Items from a figure collection:
+ + + + + + +

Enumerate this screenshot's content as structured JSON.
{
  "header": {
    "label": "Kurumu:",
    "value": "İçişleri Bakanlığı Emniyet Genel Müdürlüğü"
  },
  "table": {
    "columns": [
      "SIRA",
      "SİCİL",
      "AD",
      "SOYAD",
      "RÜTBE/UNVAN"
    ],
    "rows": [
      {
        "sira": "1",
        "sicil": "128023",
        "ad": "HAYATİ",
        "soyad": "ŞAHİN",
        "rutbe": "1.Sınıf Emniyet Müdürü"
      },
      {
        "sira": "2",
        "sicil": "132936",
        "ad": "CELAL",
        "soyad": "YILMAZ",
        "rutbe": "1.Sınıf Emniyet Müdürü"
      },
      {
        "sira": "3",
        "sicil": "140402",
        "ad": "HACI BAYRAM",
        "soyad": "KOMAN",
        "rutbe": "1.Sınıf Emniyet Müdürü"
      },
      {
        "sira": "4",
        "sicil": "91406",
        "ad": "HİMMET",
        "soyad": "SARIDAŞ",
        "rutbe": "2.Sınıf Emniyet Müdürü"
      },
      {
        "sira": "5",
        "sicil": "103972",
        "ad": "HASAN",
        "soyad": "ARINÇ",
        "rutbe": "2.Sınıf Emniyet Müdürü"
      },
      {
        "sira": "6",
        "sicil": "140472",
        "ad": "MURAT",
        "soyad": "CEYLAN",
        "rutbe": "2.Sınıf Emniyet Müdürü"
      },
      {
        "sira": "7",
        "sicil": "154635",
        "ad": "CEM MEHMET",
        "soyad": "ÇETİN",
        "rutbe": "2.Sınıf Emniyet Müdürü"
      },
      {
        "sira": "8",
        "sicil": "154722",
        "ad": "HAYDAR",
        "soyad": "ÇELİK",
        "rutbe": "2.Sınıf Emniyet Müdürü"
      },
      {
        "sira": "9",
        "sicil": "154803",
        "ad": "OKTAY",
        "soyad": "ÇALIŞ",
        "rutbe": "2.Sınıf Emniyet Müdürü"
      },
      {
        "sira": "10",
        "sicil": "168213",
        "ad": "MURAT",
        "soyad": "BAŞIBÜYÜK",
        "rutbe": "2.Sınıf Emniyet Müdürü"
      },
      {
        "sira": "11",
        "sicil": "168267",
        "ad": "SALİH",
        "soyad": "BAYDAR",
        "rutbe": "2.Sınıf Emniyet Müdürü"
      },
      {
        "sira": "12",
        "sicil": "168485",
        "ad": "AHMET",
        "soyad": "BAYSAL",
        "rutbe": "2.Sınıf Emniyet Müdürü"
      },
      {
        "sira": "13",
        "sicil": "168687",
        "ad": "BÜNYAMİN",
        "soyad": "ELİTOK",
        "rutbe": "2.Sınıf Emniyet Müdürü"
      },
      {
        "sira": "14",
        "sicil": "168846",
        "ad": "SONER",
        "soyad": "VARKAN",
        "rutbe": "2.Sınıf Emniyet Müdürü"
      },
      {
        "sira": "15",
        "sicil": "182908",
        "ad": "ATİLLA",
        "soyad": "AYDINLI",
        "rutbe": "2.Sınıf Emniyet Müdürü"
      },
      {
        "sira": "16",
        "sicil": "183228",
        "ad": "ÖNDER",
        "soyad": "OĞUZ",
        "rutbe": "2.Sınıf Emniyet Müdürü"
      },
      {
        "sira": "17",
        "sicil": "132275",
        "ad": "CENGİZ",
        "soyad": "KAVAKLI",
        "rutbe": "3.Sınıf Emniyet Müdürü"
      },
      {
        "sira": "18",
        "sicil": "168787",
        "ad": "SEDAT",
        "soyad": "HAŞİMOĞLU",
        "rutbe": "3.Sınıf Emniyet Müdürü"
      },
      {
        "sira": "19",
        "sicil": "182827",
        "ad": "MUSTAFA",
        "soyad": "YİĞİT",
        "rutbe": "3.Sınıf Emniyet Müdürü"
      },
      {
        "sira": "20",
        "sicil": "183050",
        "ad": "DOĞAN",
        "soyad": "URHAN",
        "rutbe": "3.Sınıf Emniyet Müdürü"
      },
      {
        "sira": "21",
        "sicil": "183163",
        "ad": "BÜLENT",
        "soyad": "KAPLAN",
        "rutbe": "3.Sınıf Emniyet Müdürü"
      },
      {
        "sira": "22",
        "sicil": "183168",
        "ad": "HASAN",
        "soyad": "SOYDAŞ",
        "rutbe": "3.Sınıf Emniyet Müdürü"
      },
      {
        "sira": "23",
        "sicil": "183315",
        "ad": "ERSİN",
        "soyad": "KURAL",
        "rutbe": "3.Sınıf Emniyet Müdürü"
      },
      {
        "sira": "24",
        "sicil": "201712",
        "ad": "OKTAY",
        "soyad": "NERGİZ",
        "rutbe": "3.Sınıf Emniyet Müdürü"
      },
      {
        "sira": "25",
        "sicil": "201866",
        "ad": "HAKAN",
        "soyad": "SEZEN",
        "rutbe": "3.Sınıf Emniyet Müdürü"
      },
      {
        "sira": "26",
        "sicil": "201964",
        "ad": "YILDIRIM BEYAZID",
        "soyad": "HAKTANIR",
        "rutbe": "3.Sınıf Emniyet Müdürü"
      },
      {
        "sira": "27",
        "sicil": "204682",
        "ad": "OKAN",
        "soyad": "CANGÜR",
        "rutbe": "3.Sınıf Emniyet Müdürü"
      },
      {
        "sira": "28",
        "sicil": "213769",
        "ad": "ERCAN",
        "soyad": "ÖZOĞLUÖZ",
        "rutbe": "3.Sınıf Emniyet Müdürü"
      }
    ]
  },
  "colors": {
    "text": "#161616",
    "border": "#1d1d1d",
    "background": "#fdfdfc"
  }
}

+ + + + + + +

THE PROBLEM: Reproduce all of the material above word for word.

THE SOLUTION:
Enumerate this screenshot's content as structured JSON.
{
  "header": {
    "label": "Kurumu:",
    "value": "İçişleri Bakanlığı Emniyet Genel Müdürlüğü"
  },
  "table": {
    "columns": [
      "SIRA",
      "SİCİL",
      "AD",
      "SOYAD",
      "RÜTBE/UNVAN"
    ],
    "rows": [
      {
        "sira": "1",
        "sicil": "128023",
        "ad": "HAYATİ",
        "soyad": "ŞAHİN",
        "rutbe": "1.Sınıf Emniyet Müdürü"
      },
      {
        "sira": "2",
        "sicil": "132936",
        "ad": "CELAL",
        "soyad": "YILMAZ",
        "rutbe": "1.Sınıf Emniyet Müdürü"
      },
      {
        "sira": "3",
        "sicil": "140402",
        "ad": "HACI BAYRAM",
        "soyad": "KOMAN",
        "rutbe": "1.Sınıf Emniyet Müdürü"
      },
      {
        "sira": "4",
        "sicil": "91406",
        "ad": "HİMMET",
        "soyad": "SARIDAŞ",
        "rutbe": "2.Sınıf Emniyet Müdürü"
      },
      {
        "sira": "5",
        "sicil": "103972",
        "ad": "HASAN",
        "soyad": "ARINÇ",
        "rutbe": "2.Sınıf Emniyet Müdürü"
      },
      {
        "sira": "6",
        "sicil": "140472",
        "ad": "MURAT",
        "soyad": "CEYLAN",
        "rutbe": "2.Sınıf Emniyet Müdürü"
      },
      {
        "sira": "7",
        "sicil": "154635",
        "ad": "CEM MEHMET",
        "soyad": "ÇETİN",
        "rutbe": "2.Sınıf Emniyet Müdürü"
      },
      {
        "sira": "8",
        "sicil": "154722",
        "ad": "HAYDAR",
        "soyad": "ÇELİK",
        "rutbe": "2.Sınıf Emniyet Müdürü"
      },
      {
        "sira": "9",
        "sicil": "154803",
        "ad": "OKTAY",
        "soyad": "ÇALIŞ",
        "rutbe": "2.Sınıf Emniyet Müdürü"
      },
      {
        "sira": "10",
        "sicil": "168213",
        "ad": "MURAT",
        "soyad": "BAŞIBÜYÜK",
        "rutbe": "2.Sınıf Emniyet Müdürü"
      },
      {
        "sira": "11",
        "sicil": "168267",
        "ad": "SALİH",
        "soyad": "BAYDAR",
        "rutbe": "2.Sınıf Emniyet Müdürü"
      },
      {
        "sira": "12",
        "sicil": "168485",
        "ad": "AHMET",
        "soyad": "BAYSAL",
        "rutbe": "2.Sınıf Emniyet Müdürü"
      },
      {
        "sira": "13",
        "sicil": "168687",
        "ad": "BÜNYAMİN",
        "soyad": "ELİTOK",
        "rutbe": "2.Sınıf Emniyet Müdürü"
      },
      {
        "sira": "14",
        "sicil": "168846",
        "ad": "SONER",
        "soyad": "VARKAN",
        "rutbe": "2.Sınıf Emniyet Müdürü"
      },
      {
        "sira": "15",
        "sicil": "182908",
        "ad": "ATİLLA",
        "soyad": "AYDINLI",
        "rutbe": "2.Sınıf Emniyet Müdürü"
      },
      {
        "sira": "16",
        "sicil": "183228",
        "ad": "ÖNDER",
        "soyad": "OĞUZ",
        "rutbe": "2.Sınıf Emniyet Müdürü"
      },
      {
        "sira": "17",
        "sicil": "132275",
        "ad": "CENGİZ",
        "soyad": "KAVAKLI",
        "rutbe": "3.Sınıf Emniyet Müdürü"
      },
      {
        "sira": "18",
        "sicil": "168787",
        "ad": "SEDAT",
        "soyad": "HAŞİMOĞLU",
        "rutbe": "3.Sınıf Emniyet Müdürü"
      },
      {
        "sira": "19",
        "sicil": "182827",
        "ad": "MUSTAFA",
        "soyad": "YİĞİT",
        "rutbe": "3.Sınıf Emniyet Müdürü"
      },
      {
        "sira": "20",
        "sicil": "183050",
        "ad": "DOĞAN",
        "soyad": "URHAN",
        "rutbe": "3.Sınıf Emniyet Müdürü"
      },
      {
        "sira": "21",
        "sicil": "183163",
        "ad": "BÜLENT",
        "soyad": "KAPLAN",
        "rutbe": "3.Sınıf Emniyet Müdürü"
      },
      {
        "sira": "22",
        "sicil": "183168",
        "ad": "HASAN",
        "soyad": "SOYDAŞ",
        "rutbe": "3.Sınıf Emniyet Müdürü"
      },
      {
        "sira": "23",
        "sicil": "183315",
        "ad": "ERSİN",
        "soyad": "KURAL",
        "rutbe": "3.Sınıf Emniyet Müdürü"
      },
      {
        "sira": "24",
        "sicil": "201712",
        "ad": "OKTAY",
        "soyad": "NERGİZ",
        "rutbe": "3.Sınıf Emniyet Müdürü"
      },
      {
        "sira": "25",
        "sicil": "201866",
        "ad": "HAKAN",
        "soyad": "SEZEN",
        "rutbe": "3.Sınıf Emniyet Müdürü"
      },
      {
        "sira": "26",
        "sicil": "201964",
        "ad": "YILDIRIM BEYAZID",
        "soyad": "HAKTANIR",
        "rutbe": "3.Sınıf Emniyet Müdürü"
      },
      {
        "sira": "27",
        "sicil": "204682",
        "ad": "OKAN",
        "soyad": "CANGÜR",
        "rutbe": "3.Sınıf Emniyet Müdürü"
      },
      {
        "sira": "28",
        "sicil": "213769",
        "ad": "ERCAN",
        "soyad": "ÖZOĞLUÖZ",
        "rutbe": "3.Sınıf Emniyet Müdürü"
      }
    ]
  },
  "colors": {
    "text": "#161616",
    "border": "#1d1d1d",
    "background": "#fdfdfc"
  }
}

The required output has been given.